(What to do): Reproduce each record below exactly as written.
========================================
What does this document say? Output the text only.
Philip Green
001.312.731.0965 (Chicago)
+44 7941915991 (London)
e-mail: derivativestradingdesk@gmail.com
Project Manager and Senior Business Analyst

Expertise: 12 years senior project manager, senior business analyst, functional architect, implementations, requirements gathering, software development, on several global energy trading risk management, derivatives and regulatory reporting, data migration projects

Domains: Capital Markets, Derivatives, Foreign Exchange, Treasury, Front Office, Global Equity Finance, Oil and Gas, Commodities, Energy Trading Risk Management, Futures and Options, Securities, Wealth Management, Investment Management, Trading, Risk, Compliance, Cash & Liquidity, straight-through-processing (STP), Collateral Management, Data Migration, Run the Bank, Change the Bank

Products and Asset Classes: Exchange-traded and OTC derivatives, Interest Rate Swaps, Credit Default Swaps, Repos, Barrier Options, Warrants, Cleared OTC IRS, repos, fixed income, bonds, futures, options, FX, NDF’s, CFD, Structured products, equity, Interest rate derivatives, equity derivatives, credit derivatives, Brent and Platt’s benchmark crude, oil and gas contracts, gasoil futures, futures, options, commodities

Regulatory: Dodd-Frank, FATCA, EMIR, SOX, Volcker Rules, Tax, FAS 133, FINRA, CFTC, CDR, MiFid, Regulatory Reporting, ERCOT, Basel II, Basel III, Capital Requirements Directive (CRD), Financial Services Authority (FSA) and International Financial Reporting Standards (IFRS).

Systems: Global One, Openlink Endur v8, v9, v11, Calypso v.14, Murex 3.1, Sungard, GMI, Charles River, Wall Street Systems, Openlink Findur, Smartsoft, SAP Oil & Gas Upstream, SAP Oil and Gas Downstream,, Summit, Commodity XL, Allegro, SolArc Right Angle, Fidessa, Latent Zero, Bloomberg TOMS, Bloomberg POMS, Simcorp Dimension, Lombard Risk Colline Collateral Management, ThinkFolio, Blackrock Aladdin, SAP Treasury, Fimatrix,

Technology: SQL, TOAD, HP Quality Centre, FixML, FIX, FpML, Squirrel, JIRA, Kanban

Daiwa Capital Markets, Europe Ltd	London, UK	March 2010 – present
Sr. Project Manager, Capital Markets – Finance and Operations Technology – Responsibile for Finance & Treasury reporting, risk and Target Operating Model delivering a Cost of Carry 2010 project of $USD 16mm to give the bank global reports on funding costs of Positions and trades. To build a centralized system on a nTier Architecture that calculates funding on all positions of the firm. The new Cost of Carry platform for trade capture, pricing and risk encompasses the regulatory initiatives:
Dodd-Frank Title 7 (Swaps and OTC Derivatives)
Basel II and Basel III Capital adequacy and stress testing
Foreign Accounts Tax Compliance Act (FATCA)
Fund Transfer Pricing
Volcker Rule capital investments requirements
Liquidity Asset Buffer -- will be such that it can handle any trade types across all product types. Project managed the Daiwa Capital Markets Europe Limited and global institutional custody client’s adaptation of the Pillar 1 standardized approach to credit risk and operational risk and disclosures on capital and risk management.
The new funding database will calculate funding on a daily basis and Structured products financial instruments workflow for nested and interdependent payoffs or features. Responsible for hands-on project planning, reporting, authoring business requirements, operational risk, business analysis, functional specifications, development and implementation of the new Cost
========================================
(Answer to this task):
What does this document say? Output the text only.
Philip Green
001.312.731.0965 (Chicago)
+44 7941915991 (London)
e-mail: derivativestradingdesk@gmail.com
Project Manager and Senior Business Analyst

Expertise: 12 years senior project manager, senior business analyst, functional architect, implementations, requirements gathering, software development, on several global energy trading risk management, derivatives and regulatory reporting, data migration projects

Domains: Capital Markets, Derivatives, Foreign Exchange, Treasury, Front Office, Global Equity Finance, Oil and Gas, Commodities, Energy Trading Risk Management, Futures and Options, Securities, Wealth Management, Investment Management, Trading, Risk, Compliance, Cash & Liquidity, straight-through-processing (STP), Collateral Management, Data Migration, Run the Bank, Change the Bank

Products and Asset Classes: Exchange-traded and OTC derivatives, Interest Rate Swaps, Credit Default Swaps, Repos, Barrier Options, Warrants, Cleared OTC IRS, repos, fixed income, bonds, futures, options, FX, NDF’s, CFD, Structured products, equity, Interest rate derivatives, equity derivatives, credit derivatives, Brent and Platt’s benchmark crude, oil and gas contracts, gasoil futures, futures, options, commodities

Regulatory: Dodd-Frank, FATCA, EMIR, SOX, Volcker Rules, Tax, FAS 133, FINRA, CFTC, CDR, MiFid, Regulatory Reporting, ERCOT, Basel II, Basel III, Capital Requirements Directive (CRD), Financial Services Authority (FSA) and International Financial Reporting Standards (IFRS).

Systems: Global One, Openlink Endur v8, v9, v11, Calypso v.14, Murex 3.1, Sungard, GMI, Charles River, Wall Street Systems, Openlink Findur, Smartsoft, SAP Oil & Gas Upstream, SAP Oil and Gas Downstream,, Summit, Commodity XL, Allegro, SolArc Right Angle, Fidessa, Latent Zero, Bloomberg TOMS, Bloomberg POMS, Simcorp Dimension, Lombard Risk Colline Collateral Management, ThinkFolio, Blackrock Aladdin, SAP Treasury, Fimatrix,

Technology: SQL, TOAD, HP Quality Centre, FixML, FIX, FpML, Squirrel, JIRA, Kanban

Daiwa Capital Markets, Europe Ltd	London, UK	March 2010 – present
Sr. Project Manager, Capital Markets – Finance and Operations Technology – Responsibile for Finance & Treasury reporting, risk and Target Operating Model delivering a Cost of Carry 2010 project of $USD 16mm to give the bank global reports on funding costs of Positions and trades. To build a centralized system on a nTier Architecture that calculates funding on all positions of the firm. The new Cost of Carry platform for trade capture, pricing and risk encompasses the regulatory initiatives:
Dodd-Frank Title 7 (Swaps and OTC Derivatives)
Basel II and Basel III Capital adequacy and stress testing
Foreign Accounts Tax Compliance Act (FATCA)
Fund Transfer Pricing
Volcker Rule capital investments requirements
Liquidity Asset Buffer -- will be such that it can handle any trade types across all product types. Project managed the Daiwa Capital Markets Europe Limited and global institutional custody client’s adaptation of the Pillar 1 standardized approach to credit risk and operational risk and disclosures on capital and risk management.
The new funding database will calculate funding on a daily basis and Structured products financial instruments workflow for nested and interdependent payoffs or features. Responsible for hands-on project planning, reporting, authoring business requirements, operational risk, business analysis, functional specifications, development and implementation of the new Cost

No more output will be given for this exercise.